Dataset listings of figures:
◆ ◆ ◆ ◆ ◆
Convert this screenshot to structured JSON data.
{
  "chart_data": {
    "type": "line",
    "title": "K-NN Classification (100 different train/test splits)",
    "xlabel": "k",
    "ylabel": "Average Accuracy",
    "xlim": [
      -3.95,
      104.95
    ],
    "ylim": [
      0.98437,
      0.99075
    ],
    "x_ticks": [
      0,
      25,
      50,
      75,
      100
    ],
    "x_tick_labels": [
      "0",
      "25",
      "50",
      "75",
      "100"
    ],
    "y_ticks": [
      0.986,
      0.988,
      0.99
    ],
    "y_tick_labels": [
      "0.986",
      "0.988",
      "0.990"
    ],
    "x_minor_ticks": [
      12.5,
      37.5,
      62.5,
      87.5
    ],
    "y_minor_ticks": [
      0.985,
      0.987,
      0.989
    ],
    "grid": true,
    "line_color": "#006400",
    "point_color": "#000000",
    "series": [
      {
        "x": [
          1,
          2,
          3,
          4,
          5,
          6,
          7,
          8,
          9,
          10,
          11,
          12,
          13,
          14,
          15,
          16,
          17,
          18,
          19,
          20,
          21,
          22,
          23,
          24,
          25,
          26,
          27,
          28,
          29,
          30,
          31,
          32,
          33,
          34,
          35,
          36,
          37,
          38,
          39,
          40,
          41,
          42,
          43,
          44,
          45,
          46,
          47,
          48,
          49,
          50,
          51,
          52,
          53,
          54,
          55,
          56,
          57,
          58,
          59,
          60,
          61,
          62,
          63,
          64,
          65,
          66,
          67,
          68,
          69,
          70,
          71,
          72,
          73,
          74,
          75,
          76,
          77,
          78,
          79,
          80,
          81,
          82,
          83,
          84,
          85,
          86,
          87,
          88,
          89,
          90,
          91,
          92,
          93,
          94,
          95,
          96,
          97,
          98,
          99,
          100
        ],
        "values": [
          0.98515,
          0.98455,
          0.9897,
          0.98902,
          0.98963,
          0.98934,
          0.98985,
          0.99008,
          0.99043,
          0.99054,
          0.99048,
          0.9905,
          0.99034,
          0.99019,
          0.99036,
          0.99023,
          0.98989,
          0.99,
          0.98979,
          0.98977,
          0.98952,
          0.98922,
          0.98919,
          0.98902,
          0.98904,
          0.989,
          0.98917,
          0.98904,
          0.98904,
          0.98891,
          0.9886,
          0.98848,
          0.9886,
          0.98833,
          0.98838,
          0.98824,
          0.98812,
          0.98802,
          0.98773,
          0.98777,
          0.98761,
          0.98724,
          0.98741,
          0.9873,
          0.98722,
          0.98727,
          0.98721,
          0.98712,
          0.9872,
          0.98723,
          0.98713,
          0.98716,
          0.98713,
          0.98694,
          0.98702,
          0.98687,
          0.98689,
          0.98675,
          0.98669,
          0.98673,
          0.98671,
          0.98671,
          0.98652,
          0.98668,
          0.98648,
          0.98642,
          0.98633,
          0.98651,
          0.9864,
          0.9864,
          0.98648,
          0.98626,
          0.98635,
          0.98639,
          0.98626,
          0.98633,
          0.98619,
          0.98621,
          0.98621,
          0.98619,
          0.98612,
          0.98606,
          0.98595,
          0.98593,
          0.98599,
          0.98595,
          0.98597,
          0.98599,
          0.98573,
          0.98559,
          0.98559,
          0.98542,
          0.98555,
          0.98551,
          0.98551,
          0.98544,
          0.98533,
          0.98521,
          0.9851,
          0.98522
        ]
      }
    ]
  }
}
◆ ◆ ◆ ◆ ◆
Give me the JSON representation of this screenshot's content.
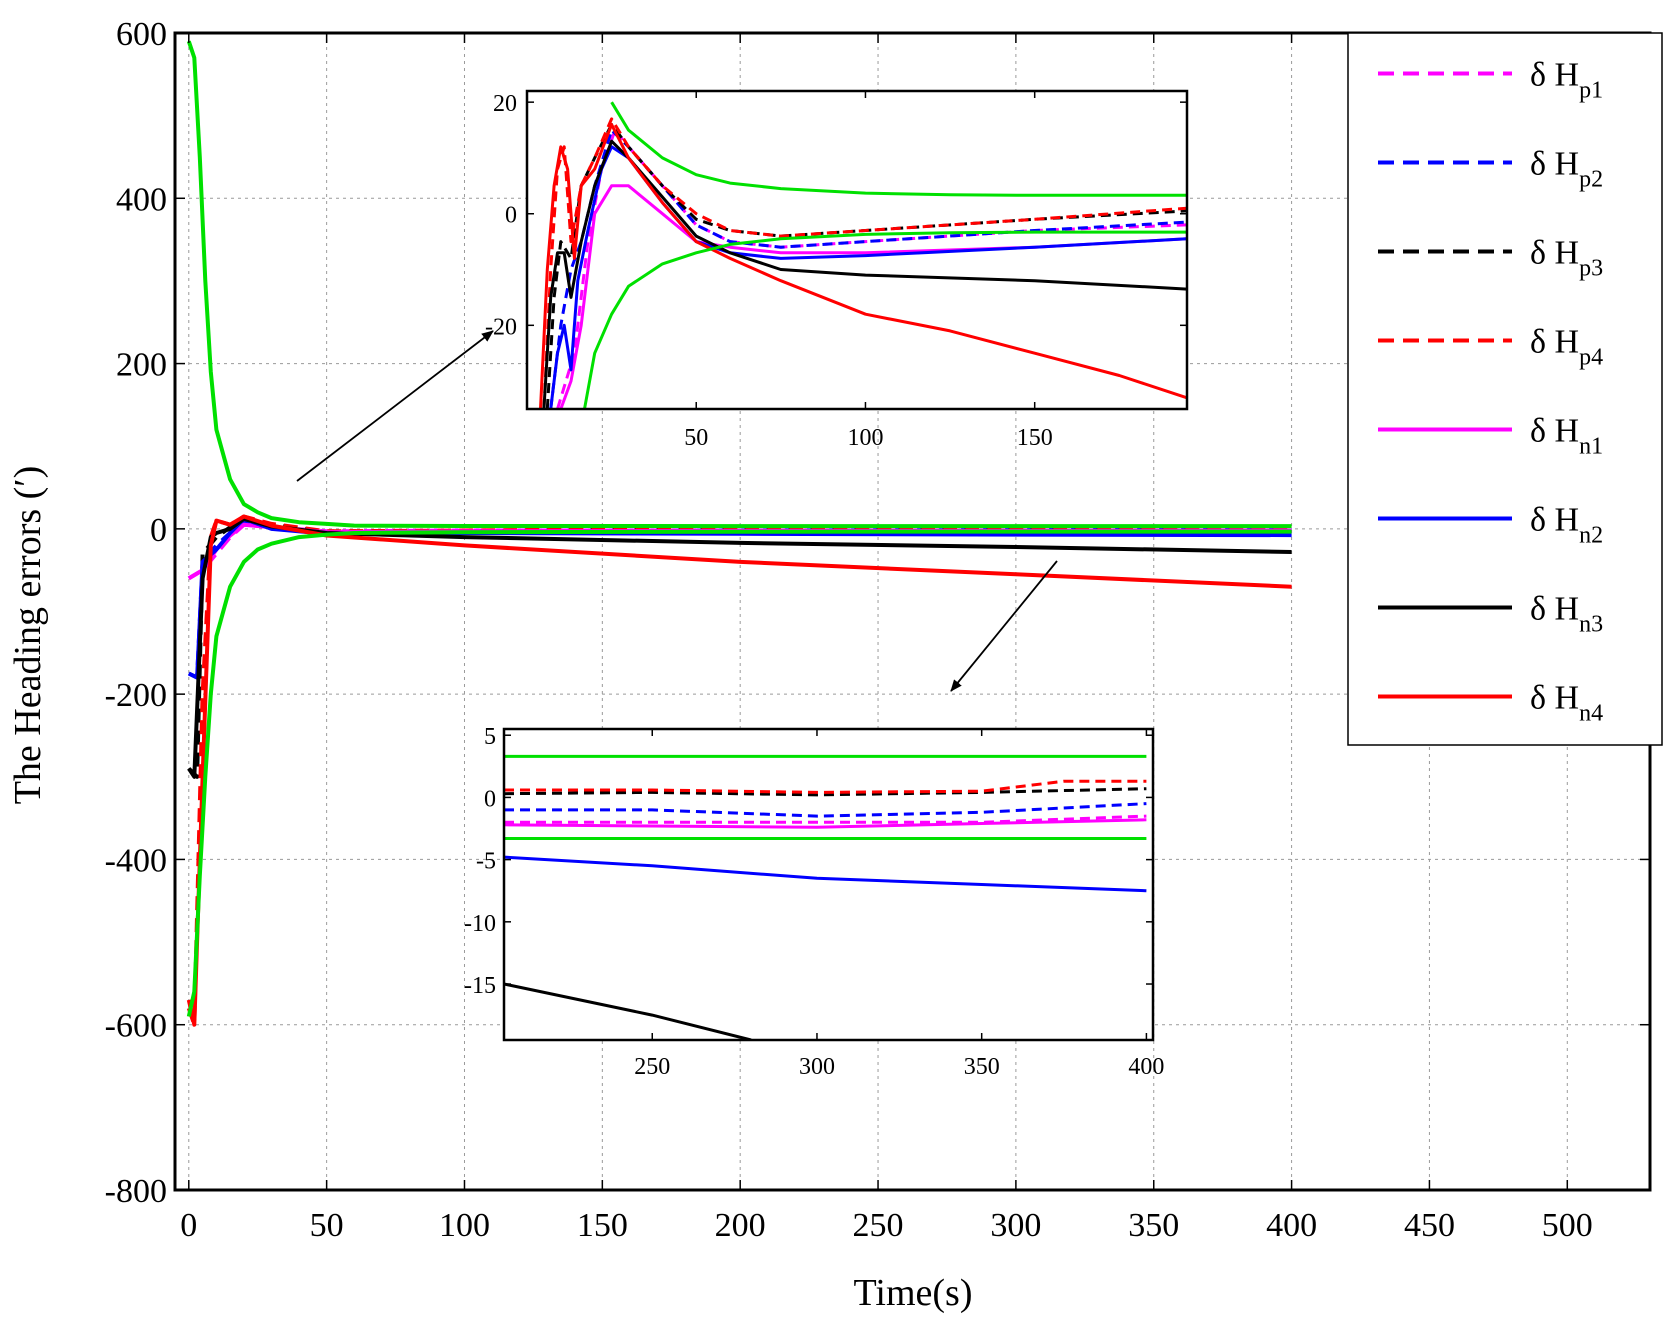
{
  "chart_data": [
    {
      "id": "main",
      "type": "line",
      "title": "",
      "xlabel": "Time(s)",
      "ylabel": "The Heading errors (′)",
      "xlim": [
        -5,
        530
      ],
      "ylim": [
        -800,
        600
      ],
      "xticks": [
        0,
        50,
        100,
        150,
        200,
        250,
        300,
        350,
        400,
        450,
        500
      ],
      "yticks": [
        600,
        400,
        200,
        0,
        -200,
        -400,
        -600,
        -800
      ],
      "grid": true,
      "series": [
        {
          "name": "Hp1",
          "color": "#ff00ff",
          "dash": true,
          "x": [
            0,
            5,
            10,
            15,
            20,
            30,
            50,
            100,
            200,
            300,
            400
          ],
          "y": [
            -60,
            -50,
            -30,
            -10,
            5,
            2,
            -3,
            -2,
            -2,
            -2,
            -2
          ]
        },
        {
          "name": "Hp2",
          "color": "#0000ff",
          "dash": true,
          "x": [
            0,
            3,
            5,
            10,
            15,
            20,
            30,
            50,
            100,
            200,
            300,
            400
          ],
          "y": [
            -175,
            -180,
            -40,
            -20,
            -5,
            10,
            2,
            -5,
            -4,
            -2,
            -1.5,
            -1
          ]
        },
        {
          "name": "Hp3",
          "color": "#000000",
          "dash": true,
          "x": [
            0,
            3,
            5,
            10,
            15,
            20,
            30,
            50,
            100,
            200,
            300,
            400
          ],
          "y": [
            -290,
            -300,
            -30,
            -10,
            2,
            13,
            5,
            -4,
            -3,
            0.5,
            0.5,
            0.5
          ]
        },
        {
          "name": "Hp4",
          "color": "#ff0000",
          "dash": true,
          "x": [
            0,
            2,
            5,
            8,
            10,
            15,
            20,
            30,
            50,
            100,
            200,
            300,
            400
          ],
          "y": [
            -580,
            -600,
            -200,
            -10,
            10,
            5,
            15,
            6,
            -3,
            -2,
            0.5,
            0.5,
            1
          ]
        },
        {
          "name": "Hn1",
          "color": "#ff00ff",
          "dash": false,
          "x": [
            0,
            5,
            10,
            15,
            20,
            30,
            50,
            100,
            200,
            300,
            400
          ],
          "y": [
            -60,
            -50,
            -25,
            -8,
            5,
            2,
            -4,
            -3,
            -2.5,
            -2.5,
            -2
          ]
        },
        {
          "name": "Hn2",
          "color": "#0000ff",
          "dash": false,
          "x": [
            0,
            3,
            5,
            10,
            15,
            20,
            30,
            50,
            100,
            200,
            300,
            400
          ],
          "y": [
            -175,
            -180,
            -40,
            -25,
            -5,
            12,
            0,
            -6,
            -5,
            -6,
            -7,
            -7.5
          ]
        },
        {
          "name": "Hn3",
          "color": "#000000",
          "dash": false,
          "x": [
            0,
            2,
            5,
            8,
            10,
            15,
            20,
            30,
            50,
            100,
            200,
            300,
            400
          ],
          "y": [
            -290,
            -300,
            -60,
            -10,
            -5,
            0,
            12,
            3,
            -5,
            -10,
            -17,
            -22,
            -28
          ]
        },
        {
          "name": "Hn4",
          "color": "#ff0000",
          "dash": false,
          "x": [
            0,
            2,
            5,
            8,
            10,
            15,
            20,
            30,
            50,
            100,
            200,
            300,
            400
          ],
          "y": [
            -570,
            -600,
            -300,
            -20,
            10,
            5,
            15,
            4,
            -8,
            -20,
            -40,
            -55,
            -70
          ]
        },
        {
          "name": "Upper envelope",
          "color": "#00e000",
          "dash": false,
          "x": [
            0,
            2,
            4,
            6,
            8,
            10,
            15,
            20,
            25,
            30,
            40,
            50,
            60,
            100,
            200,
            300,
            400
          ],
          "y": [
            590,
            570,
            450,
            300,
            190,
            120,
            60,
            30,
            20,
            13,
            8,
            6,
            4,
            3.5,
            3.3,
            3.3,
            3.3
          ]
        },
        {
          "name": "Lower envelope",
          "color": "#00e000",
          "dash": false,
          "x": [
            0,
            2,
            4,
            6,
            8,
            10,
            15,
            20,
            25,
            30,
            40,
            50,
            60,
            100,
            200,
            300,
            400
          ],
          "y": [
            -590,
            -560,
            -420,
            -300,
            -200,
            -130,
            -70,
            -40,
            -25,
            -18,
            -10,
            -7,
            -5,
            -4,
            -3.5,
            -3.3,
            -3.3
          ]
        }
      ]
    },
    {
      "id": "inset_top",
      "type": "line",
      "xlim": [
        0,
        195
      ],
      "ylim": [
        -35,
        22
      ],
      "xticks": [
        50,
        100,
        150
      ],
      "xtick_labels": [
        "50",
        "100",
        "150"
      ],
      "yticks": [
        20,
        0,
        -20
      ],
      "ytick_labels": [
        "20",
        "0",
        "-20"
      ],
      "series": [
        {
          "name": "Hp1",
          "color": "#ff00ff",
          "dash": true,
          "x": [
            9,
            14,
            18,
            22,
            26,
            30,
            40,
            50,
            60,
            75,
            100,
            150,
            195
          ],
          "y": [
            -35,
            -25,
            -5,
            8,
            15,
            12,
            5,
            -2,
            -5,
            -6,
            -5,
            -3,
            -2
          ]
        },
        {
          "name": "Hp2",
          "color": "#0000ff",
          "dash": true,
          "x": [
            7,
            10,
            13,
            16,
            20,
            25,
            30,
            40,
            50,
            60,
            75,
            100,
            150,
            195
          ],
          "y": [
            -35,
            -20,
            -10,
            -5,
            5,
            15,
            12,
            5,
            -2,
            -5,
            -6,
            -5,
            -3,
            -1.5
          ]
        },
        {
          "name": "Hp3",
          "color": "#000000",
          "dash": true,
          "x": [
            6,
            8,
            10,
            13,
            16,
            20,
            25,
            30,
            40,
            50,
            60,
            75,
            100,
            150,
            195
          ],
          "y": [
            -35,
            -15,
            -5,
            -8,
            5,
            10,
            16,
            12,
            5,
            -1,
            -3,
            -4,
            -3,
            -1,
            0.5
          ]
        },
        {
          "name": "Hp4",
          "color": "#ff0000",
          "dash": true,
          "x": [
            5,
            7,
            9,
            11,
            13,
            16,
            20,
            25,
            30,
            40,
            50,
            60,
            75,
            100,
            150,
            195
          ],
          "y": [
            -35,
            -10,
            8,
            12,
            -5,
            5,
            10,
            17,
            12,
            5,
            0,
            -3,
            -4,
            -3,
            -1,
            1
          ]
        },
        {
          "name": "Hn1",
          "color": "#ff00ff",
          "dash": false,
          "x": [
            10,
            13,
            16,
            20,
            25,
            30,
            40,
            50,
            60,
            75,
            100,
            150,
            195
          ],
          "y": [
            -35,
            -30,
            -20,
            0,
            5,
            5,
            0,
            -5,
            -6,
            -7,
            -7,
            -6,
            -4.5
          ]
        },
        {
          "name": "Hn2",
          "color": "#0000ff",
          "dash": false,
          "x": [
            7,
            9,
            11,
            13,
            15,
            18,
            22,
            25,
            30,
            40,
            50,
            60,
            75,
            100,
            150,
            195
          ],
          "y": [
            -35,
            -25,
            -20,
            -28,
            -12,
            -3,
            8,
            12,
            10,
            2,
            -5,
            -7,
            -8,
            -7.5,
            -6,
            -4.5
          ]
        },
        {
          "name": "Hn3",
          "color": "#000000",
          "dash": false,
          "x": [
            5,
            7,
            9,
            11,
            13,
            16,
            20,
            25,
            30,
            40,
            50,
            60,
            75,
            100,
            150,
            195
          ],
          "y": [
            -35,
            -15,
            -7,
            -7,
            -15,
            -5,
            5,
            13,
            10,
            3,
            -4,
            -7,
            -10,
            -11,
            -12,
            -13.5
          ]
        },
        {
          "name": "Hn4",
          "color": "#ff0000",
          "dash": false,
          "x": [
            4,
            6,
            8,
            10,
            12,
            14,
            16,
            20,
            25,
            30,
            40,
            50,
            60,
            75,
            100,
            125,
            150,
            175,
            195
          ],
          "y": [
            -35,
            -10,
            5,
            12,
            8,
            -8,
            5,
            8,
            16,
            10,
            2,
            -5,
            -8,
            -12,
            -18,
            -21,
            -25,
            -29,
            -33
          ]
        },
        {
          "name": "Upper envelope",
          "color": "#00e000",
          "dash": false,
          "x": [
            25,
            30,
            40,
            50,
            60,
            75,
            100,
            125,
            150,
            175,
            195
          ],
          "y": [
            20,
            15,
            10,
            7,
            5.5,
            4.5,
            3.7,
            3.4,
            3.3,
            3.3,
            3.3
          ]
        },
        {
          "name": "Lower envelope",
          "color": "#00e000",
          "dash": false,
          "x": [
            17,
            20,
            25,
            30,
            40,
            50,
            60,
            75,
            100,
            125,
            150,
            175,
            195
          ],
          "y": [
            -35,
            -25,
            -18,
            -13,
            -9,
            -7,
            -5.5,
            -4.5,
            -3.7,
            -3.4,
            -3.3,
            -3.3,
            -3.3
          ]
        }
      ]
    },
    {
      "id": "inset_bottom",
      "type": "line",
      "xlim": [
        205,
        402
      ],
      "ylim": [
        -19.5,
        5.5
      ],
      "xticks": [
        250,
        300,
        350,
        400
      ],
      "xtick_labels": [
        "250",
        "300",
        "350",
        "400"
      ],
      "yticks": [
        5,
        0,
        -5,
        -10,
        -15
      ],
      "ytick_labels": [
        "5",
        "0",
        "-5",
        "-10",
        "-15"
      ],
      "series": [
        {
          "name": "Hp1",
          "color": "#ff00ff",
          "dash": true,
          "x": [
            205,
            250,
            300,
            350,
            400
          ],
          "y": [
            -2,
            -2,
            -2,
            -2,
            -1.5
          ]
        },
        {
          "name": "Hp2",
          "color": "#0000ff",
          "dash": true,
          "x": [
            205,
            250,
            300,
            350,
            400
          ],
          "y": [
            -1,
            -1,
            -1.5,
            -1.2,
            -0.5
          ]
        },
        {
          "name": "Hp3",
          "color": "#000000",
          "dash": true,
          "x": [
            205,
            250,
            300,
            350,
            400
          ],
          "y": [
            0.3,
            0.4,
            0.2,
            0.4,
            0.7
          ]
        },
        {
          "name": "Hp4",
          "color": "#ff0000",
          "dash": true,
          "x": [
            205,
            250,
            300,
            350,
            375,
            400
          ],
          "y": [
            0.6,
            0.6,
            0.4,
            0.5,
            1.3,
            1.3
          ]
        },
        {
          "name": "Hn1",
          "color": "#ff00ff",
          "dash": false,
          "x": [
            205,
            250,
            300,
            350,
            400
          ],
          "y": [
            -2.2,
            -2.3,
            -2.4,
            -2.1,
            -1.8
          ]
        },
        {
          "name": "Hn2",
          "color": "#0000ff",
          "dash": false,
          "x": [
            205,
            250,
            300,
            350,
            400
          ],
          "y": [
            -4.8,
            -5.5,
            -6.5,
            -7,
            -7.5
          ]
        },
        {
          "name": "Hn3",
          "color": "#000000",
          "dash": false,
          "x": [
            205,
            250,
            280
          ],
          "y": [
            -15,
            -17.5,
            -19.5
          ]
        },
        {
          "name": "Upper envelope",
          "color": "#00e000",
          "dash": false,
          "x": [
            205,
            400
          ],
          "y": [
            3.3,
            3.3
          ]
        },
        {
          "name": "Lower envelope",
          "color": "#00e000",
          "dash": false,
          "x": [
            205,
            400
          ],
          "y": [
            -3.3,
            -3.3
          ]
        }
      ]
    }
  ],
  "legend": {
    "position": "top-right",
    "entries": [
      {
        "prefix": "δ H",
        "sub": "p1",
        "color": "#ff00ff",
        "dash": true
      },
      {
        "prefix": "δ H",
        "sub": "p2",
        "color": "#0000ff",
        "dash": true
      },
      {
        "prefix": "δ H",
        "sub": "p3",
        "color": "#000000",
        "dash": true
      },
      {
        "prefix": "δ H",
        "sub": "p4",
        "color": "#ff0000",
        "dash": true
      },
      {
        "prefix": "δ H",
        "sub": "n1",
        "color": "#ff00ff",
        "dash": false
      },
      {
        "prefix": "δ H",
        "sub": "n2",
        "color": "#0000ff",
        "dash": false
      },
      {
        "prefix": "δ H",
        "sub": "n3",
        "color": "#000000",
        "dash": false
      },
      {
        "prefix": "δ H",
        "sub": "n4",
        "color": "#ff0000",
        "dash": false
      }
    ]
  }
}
◆ ◆ ◆ ◆ ◆
→ Exercise description:
List all lines in the material containing the string "title".

→ Complete answer:
    "title": "K-NN Classification (100 different train/test splits)",
      "title": "",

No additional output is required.